> [Direction]: Restate the complete material exactly.

(begin)

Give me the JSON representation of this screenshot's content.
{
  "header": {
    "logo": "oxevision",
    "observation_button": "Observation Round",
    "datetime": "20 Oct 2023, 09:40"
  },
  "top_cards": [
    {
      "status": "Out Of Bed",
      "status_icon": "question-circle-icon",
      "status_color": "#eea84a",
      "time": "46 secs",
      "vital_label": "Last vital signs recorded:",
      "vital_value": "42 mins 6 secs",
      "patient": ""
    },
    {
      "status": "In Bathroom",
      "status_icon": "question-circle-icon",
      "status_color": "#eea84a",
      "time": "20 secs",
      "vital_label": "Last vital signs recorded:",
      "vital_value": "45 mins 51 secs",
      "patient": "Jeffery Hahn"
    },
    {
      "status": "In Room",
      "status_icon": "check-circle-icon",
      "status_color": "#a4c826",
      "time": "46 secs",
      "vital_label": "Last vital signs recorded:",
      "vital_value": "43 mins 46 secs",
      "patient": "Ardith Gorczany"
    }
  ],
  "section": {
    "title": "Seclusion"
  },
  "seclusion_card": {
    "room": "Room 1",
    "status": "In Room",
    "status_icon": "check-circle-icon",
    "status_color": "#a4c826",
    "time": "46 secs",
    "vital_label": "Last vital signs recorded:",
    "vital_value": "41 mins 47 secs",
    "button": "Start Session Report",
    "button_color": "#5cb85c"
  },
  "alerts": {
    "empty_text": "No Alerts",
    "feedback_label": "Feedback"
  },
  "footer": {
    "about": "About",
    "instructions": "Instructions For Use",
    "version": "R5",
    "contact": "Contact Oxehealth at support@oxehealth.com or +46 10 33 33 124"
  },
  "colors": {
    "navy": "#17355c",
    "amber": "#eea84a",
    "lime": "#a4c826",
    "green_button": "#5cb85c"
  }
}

(end)

> [Output below]:
Give me the JSON representation of this screenshot's content.
{
  "header": {
    "logo": "oxevision",
    "observation_button": "Observation Round",
    "datetime": "20 Oct 2023, 09:40"
  },
  "top_cards": [
    {
      "status": "Out Of Bed",
      "status_icon": "question-circle-icon",
      "status_color": "#eea84a",
      "time": "46 secs",
      "vital_label": "Last vital signs recorded:",
      "vital_value": "42 mins 6 secs",
      "patient": ""
    },
    {
      "status": "In Bathroom",
      "status_icon": "question-circle-icon",
      "status_color": "#eea84a",
      "time": "20 secs",
      "vital_label": "Last vital signs recorded:",
      "vital_value": "45 mins 51 secs",
      "patient": "Jeffery Hahn"
    },
    {
      "status": "In Room",
      "status_icon": "check-circle-icon",
      "status_color": "#a4c826",
      "time": "46 secs",
      "vital_label": "Last vital signs recorded:",
      "vital_value": "43 mins 46 secs",
      "patient": "Ardith Gorczany"
    }
  ],
  "section": {
    "title": "Seclusion"
  },
  "seclusion_card": {
    "room": "Room 1",
    "status": "In Room",
    "status_icon": "check-circle-icon",
    "status_color": "#a4c826",
    "time": "46 secs",
    "vital_label": "Last vital signs recorded:",
    "vital_value": "41 mins 47 secs",
    "button": "Start Session Report",
    "button_color": "#5cb85c"
  },
  "alerts": {
    "empty_text": "No Alerts",
    "feedback_label": "Feedback"
  },
  "footer": {
    "about": "About",
    "instructions": "Instructions For Use",
    "version": "R5",
    "contact": "Contact Oxehealth at support@oxehealth.com or +46 10 33 33 124"
  },
  "colors": {
    "navy": "#17355c",
    "amber": "#eea84a",
    "lime": "#a4c826",
    "green_button": "#5cb85c"
  }
}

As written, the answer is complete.